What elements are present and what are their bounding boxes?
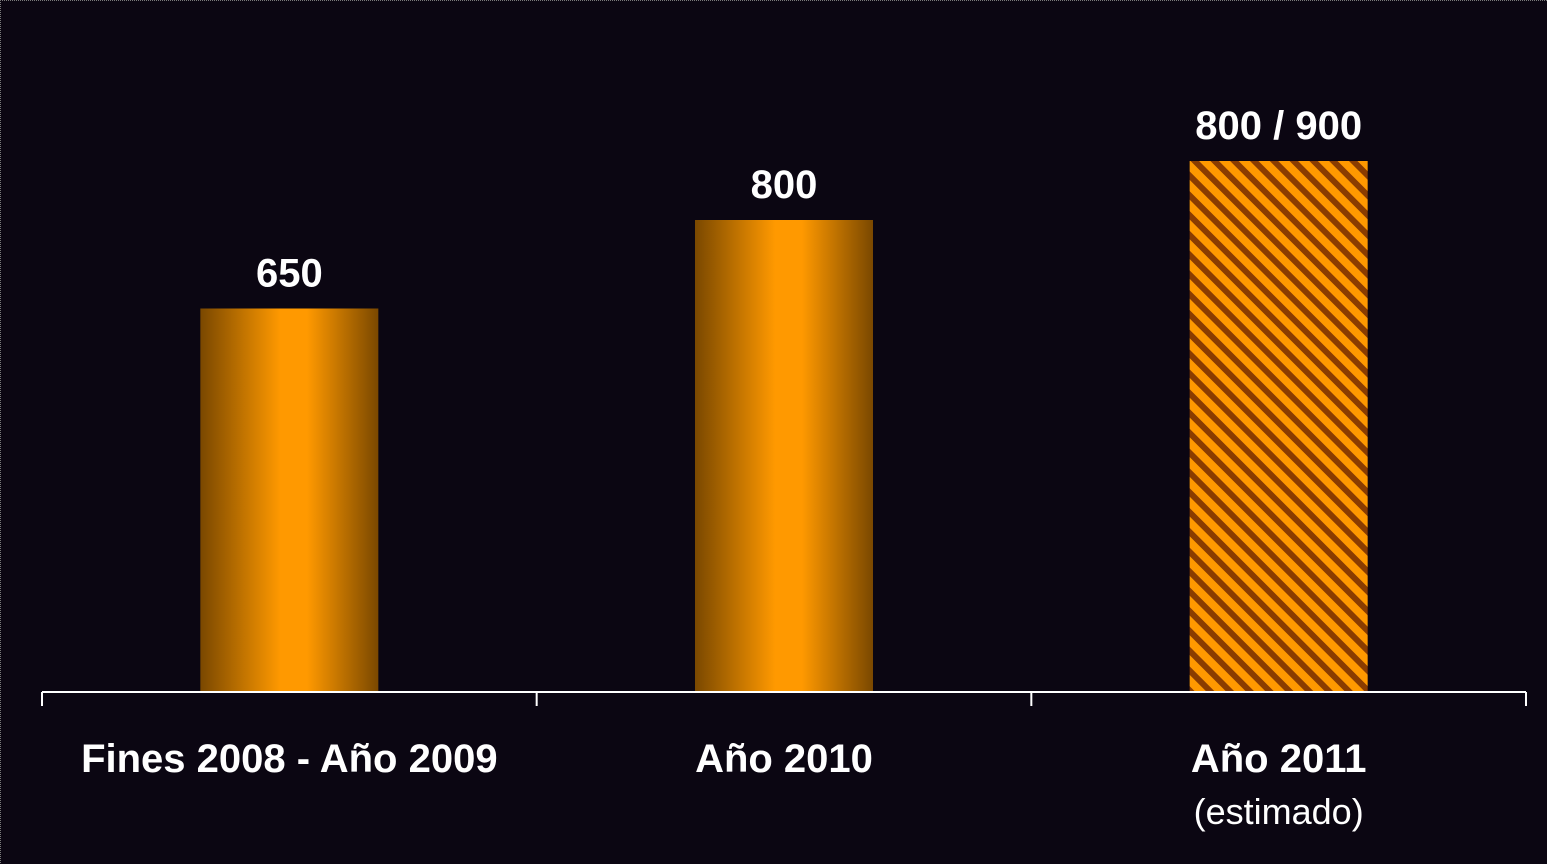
bars-group [200, 161, 1368, 692]
x-axis [41, 691, 1527, 706]
value-labels-group: 650 800 800 / 900 [256, 104, 1362, 296]
category-label-2: Año 2010 [695, 737, 873, 781]
value-label-3: 800 / 900 [1195, 104, 1362, 148]
value-label-2: 800 [751, 163, 818, 207]
bar-3 [1189, 161, 1368, 692]
bar-2 [695, 220, 873, 692]
category-label-3: Año 2011 [1191, 737, 1367, 781]
bar-1 [200, 308, 379, 692]
category-labels-group: Fines 2008 - Año 2009 Año 2010 Año 2011 (es… [81, 737, 1366, 832]
category-label-1: Fines 2008 - Año 2009 [81, 737, 497, 781]
value-label-1: 650 [256, 252, 323, 296]
category-sublabel-3: (estimado) [1194, 791, 1364, 832]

◆ ◆ ◆ ◆

TASK REQUIREMENTS: Copy the lines above word for word, leaving out the picture.

EXERCISE RESULT:
What elements are present and what are their bounding boxes?
bars-group [200, 161, 1368, 692]
x-axis [41, 691, 1527, 706]
value-labels-group: 650 800 800 / 900 [256, 104, 1362, 296]
category-label-2: Año 2010 [695, 737, 873, 781]
value-label-3: 800 / 900 [1195, 104, 1362, 148]
value-label-2: 800 [751, 163, 818, 207]
bar-3 [1189, 161, 1368, 692]
bar-2 [695, 220, 873, 692]
category-label-3: Año 2011 [1191, 737, 1367, 781]
bar-1 [200, 308, 379, 692]
category-labels-group: Fines 2008 - Año 2009 Año 2010 Año 2011 (es… [81, 737, 1366, 832]
category-label-1: Fines 2008 - Año 2009 [81, 737, 497, 781]
value-label-1: 650 [256, 252, 323, 296]
category-sublabel-3: (estimado) [1194, 791, 1364, 832]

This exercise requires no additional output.